DIRECTIONS FOR THIS TASK: In the data below, find every line that has the string "nodes", and copy it.

## start DATA PROVIDED

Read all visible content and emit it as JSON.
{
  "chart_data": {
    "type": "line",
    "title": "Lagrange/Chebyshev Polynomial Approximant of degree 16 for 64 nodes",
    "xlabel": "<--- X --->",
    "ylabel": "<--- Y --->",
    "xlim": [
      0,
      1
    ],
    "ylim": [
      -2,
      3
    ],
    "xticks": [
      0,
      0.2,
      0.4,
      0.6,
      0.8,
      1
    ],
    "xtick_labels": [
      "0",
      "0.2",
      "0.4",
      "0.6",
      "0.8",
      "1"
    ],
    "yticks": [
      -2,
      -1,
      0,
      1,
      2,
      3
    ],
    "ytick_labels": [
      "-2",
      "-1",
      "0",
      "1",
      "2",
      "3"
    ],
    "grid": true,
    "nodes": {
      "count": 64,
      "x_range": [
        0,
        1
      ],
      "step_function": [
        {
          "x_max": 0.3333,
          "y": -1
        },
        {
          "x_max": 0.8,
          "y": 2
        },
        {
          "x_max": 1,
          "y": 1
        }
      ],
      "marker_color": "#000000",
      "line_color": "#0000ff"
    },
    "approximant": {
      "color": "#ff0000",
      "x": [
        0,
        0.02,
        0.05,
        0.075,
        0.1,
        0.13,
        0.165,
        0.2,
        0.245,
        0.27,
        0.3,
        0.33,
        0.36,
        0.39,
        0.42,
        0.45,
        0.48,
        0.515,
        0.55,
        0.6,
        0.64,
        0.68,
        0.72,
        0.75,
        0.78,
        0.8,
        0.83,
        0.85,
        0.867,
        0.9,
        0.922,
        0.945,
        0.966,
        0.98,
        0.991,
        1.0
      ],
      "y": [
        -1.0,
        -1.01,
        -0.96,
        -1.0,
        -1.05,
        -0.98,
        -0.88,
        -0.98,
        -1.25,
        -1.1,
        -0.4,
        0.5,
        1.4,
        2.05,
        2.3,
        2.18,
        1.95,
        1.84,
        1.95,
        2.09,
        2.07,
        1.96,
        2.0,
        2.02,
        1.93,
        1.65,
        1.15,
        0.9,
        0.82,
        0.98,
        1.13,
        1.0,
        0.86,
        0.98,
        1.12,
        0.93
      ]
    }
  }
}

## end DATA PROVIDED

ANSWER TO THE EXERCISE:
    "title": "Lagrange/Chebyshev Polynomial Approximant of degree 16 for 64 nodes",
    "nodes": {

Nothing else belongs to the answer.